What is asked =>
Give the number of lines that hold the string "ΠΥΡΗΝΕΣ". Nothing else is needed.

Record list =>
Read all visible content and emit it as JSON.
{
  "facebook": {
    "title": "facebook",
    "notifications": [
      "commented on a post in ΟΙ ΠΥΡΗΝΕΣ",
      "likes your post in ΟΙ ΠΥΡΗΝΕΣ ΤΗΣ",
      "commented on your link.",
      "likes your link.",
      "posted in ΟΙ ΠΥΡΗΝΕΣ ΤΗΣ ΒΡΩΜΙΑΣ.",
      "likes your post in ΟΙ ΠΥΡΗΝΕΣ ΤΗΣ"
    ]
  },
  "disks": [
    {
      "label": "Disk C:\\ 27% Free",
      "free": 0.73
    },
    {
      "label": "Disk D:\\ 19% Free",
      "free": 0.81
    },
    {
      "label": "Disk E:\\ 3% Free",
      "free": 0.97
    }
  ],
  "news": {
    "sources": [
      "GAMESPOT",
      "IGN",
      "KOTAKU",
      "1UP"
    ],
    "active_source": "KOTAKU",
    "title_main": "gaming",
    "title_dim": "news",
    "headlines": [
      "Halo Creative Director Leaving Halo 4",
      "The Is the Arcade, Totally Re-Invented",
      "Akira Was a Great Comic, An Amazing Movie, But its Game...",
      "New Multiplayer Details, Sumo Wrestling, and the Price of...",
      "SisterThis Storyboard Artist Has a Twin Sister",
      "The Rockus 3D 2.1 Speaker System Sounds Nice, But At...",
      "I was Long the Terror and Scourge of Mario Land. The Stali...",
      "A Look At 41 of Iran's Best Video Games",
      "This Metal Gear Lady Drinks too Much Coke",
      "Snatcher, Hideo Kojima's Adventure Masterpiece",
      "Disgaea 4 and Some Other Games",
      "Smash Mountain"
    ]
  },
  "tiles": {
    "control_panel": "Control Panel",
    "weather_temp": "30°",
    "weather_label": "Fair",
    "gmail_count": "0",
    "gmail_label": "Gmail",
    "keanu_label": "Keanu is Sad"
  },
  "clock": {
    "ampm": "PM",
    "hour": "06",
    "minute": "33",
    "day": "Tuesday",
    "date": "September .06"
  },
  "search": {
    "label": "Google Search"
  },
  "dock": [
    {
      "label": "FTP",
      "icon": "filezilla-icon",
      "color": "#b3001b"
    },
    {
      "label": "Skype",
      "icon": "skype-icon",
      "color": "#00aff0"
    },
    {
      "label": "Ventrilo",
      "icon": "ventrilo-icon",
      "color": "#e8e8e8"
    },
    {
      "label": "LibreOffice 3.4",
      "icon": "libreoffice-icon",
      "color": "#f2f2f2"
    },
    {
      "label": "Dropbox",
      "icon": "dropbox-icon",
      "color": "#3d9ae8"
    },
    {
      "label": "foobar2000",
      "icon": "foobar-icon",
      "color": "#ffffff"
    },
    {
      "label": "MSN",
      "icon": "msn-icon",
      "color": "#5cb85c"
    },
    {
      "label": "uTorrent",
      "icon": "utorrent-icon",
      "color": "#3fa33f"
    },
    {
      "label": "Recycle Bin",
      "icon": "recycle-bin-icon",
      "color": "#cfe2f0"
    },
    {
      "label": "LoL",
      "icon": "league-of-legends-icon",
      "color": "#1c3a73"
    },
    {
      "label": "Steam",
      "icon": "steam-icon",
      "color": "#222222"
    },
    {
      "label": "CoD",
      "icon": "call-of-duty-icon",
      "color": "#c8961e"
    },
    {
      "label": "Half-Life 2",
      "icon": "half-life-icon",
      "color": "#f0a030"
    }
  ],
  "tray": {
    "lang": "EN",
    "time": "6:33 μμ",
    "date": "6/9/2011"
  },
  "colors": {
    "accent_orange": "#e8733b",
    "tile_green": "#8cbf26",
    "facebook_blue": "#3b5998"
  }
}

Solution for this exercise =>
4